In culture media with activated charcoal, the highest percentage of C. corcovadensis germination at 30 days was also observed in MC medium (45.4%), which differed significantly from the values observed in the other treatments (Tab. 3). At 90 days, in the 50MSC and 25MSC media, only 45.1% and 48.1% of spores germinated, respectively, whereas, in the MC medium, there were 75.8% of germinated spores. In cultures with D and DC media, intermediate values of spore germination were observed over time compared to values in the other media. Regardless of the culture medium and the period evaluated, higher percentages of germination were recorded in media without added activated charcoal than in the media with this component (Tab. 3).

The C. corcovadensis development of gametophytes was also influenced by the culture medium, with gametophytes in more advanced stages in M and D media (Tab. 3). On day 30 of cultivation, there were already approximately 60% of laminar gametophytes in the M medium, which differs significantly from the other media without activated charcoal. Even in the presence of charcoal, the MC medium provided a higher percentage of laminar gametophytes (36.6%) than the other treatments. In the 50MSC medium, less than 10% of the individuals were in this stage. Comparing the absence and presence of activated charcoal, all treatments with charcoal showed significantly lower percentages of laminar gametophytes than cultures without this component (Tab. 3). At the end of the experiment, on day 90, there was interaction between the tested treatments. In the D medium, there was an average of 70.8% of laminar gametophytes, statistically differing only from 25MS. However, in treatments with activated charcoal, the 50MSC medium provided the lowest average of laminar gametophytes (22%), whereas, in the MC and DC media, the averages were significantly higher. The same significant difference between the absence and presence of activated charcoal observed for germinated spores was recorded for laminar gametophytes development (Tab. 3).

Cordate gametophytes (more developed gametophytic stage) were observed after 60 days of C. corcovadensis cultivation. Considering the media without activated charcoal, about 7% of cordate gametophytes were recorded in M medium, significantly higher percentage than those recorded in 50MS and 25MS media (averages close to 1%) (Tab. 3). In the presence of activated charcoal, there was no significant difference among media, with means between 4.6% and 8.4% of cordate gametophytes. Cordate gametophytes developed in higher percentages in DC and 25MSC media compared to D and 25MS media, respectively. At 90 days, 23.7% of cordate gametophytes were observed in M medium, a significant higher percentage compared to the percentages recorded in the other media without charcoal (between 6.3 and 10.0%). A comparable result was observed in the media with activated charcoal, with 24.5% of cordate gametophytes in MC, a significantly higher percentage than those in all other media. The averages of cordate gametophytes in DC and 50MSC media were higher, respectively, than the averages in D and 50MS (Tab. 3).
──────
_Assignment 1_:
Translate this sentence from the passage on C. corcovadensis gametophyte development into Spanish: "Cordate gametophytes (more developed gametophytic stage) were observed after 60 days of C. corcovadensis cultivation."
_Assignment 2_:
Write the next paragraph of the passage on C. corcovadensis spore germination and gametophyte development in different culture media, picking up after its final sentence.
──────
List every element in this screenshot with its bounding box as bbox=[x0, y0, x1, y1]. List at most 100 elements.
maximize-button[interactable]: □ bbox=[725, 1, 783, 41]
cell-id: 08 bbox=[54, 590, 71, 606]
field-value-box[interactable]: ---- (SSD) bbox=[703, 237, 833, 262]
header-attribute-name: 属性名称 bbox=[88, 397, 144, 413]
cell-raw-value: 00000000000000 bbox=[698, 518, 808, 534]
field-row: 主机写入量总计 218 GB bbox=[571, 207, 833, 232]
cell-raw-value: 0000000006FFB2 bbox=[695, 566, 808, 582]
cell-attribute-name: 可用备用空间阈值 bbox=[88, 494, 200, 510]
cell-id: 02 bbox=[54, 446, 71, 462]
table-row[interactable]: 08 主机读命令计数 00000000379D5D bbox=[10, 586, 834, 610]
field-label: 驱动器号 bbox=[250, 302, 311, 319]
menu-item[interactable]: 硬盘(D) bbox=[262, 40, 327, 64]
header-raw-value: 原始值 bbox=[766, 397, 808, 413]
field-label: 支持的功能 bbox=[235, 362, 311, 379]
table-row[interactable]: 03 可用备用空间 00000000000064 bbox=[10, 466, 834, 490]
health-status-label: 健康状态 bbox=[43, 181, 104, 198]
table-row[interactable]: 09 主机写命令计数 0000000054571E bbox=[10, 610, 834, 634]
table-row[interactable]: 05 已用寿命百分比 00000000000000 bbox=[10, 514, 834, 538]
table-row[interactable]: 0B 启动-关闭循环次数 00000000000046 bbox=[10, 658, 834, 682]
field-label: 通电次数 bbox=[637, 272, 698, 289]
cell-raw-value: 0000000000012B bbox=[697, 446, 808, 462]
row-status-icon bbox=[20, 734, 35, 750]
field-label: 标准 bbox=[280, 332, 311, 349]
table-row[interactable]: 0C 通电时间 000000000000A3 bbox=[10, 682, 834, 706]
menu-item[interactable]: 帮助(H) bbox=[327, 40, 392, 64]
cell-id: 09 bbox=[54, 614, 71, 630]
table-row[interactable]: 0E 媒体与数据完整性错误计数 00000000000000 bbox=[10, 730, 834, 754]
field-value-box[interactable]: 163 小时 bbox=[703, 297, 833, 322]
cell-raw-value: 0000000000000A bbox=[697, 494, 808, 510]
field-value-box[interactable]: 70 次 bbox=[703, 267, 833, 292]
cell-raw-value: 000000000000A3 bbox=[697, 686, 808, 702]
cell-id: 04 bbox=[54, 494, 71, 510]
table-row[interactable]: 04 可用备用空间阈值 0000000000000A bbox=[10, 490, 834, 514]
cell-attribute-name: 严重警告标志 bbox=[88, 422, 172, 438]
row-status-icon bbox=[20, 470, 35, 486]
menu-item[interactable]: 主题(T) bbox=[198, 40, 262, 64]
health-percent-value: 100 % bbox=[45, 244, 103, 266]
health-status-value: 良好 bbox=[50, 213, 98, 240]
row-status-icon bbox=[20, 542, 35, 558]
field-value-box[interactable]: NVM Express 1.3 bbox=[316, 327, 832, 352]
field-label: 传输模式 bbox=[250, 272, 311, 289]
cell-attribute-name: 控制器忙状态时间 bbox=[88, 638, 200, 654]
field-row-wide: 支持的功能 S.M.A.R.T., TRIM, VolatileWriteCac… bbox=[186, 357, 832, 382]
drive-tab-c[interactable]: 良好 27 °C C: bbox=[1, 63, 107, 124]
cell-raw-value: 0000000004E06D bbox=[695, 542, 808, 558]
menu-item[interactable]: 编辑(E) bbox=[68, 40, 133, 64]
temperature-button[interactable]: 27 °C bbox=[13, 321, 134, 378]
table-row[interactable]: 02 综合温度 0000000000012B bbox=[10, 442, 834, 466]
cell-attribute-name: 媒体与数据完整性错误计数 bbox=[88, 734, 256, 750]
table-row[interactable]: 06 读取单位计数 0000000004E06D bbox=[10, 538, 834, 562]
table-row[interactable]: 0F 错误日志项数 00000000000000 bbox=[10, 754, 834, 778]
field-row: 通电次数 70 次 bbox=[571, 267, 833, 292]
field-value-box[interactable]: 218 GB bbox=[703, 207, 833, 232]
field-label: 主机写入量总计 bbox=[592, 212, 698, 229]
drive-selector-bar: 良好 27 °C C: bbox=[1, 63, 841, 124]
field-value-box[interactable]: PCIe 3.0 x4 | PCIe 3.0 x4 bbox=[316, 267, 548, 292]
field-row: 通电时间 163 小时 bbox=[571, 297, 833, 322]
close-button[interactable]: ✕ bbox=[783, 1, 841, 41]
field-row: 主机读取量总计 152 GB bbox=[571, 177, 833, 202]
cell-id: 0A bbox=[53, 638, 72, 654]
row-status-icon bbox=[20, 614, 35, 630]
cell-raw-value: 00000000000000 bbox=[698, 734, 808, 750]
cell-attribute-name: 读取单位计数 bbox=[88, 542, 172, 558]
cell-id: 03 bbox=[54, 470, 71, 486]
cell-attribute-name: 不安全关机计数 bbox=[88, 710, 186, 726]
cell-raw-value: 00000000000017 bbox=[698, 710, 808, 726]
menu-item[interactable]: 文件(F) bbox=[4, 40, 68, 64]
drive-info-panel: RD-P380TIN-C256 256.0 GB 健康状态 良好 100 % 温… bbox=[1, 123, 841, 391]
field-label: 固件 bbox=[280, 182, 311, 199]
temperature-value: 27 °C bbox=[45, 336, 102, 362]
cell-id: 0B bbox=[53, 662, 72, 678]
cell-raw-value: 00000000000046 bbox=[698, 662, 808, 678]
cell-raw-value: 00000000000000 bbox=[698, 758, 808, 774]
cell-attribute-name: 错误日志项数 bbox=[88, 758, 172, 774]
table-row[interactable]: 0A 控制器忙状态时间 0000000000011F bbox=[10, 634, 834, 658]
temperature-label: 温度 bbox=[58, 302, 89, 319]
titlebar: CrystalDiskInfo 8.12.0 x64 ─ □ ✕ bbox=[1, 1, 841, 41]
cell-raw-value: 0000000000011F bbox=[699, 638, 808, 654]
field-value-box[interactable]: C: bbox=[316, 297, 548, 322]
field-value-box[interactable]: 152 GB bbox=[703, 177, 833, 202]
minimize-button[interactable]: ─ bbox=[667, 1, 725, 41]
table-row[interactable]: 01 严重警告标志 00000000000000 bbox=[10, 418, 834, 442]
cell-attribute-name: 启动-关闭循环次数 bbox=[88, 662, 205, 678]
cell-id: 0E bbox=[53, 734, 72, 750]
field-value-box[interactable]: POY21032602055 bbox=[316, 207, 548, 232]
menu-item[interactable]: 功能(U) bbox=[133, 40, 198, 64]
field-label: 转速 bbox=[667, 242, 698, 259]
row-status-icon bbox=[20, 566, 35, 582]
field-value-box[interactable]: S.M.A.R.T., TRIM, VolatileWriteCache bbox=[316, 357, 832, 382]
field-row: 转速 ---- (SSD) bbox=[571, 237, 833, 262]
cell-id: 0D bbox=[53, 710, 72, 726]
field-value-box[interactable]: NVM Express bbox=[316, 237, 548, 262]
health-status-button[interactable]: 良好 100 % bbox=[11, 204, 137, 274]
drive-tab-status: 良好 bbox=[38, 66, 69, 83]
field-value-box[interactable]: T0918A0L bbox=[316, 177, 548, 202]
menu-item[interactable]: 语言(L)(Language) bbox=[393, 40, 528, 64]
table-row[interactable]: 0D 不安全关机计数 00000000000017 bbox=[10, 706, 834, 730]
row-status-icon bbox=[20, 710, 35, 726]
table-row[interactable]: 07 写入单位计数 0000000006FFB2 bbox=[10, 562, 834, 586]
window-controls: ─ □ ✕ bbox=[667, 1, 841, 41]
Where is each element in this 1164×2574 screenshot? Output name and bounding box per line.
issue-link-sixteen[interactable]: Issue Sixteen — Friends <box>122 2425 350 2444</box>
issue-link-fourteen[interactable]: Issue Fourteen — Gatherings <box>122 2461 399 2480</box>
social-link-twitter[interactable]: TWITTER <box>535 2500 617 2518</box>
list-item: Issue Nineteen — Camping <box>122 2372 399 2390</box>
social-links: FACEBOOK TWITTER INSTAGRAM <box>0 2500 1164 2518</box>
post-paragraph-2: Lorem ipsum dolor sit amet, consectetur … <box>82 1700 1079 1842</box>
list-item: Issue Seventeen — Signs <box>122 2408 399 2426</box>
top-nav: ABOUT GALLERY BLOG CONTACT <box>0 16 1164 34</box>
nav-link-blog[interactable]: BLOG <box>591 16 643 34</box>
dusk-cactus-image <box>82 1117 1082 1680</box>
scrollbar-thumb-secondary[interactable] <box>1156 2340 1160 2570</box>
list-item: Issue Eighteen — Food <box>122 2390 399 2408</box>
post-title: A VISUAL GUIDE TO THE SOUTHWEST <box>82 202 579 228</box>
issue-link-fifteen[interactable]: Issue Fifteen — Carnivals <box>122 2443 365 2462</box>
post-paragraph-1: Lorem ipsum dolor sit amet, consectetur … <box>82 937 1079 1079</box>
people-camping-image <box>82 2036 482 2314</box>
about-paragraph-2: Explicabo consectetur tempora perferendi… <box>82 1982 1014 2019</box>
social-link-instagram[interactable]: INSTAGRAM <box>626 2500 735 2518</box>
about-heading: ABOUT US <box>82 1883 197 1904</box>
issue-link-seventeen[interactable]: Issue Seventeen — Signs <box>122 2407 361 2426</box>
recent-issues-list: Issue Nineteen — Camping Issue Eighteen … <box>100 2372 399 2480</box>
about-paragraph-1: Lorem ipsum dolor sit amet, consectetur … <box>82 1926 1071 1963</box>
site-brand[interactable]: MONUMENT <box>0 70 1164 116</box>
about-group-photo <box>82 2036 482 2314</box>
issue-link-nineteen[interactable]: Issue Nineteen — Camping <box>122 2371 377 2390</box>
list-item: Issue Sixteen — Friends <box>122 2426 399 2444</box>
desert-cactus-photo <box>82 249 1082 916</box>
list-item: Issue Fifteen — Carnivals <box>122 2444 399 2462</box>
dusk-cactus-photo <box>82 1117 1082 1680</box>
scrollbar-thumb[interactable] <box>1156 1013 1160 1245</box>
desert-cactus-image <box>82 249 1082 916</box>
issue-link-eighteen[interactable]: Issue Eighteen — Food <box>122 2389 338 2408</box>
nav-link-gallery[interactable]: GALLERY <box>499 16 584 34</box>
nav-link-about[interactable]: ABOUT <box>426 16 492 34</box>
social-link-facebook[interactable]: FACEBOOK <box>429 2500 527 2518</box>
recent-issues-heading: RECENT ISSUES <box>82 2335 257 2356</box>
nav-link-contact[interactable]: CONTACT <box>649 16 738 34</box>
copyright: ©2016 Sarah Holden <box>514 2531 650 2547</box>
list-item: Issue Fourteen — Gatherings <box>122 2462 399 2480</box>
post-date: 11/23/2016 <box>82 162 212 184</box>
──────
_Response 1_:
Se observaron gametofitos cordados (estadio gametofítico más desarrollado) después de 60 días de cultivo de C. corcovadensis.

_Response 2_:
For C. phalerata, a low percentage of spore germination and low gametophytic development were verified at 30 days in all tested media. Though, there was an interaction between the culture medium and the presence or absence of charcoal in most stages and periods analyzed (Tab. 4). In media without activated charcoal, spore germination ranged from 6.5% to 12.2%, a value significantly higher in medium D, as observed in media with activated charcoal. However, when absence and presence of activated charcoal were compared in each medium, only 50MS (8.4%) and 25MS (9.8%) differed significantly from 50MSC (2.1%) and 25MSC (5.80), respectively. At 90 days, between 41.9% and 51.3% of spores had germinated in media without charcoal, and between 28.3% and 44.3% in media with charcoal. Both in the presence and in the absence of charcoal, the M medium provided significantly greater germination than the 50MS, 50MSC, 25MS and 25 MSC media. In the cultivation with medium D, the percentage of germination did not differ from those of the other treatments, whereas, in the medium DC, germination was significantly higher than in 50MSC and 25MSC (Tab. 4).

Table 4
Percentage (mean ± standard deviation) of germinated spores (G), laminar gametophytes (GL) and cordate gametophytes (CG) of Cyathea phalerata cultivated for up to 90 days in Meyer, Dyer and MS culture media in the absence or presence of activated charcoal. Different letters in the rows and asterisks in the columns indicate that the data differ significantly from each other, according to the Bonferroni test at 5% significance.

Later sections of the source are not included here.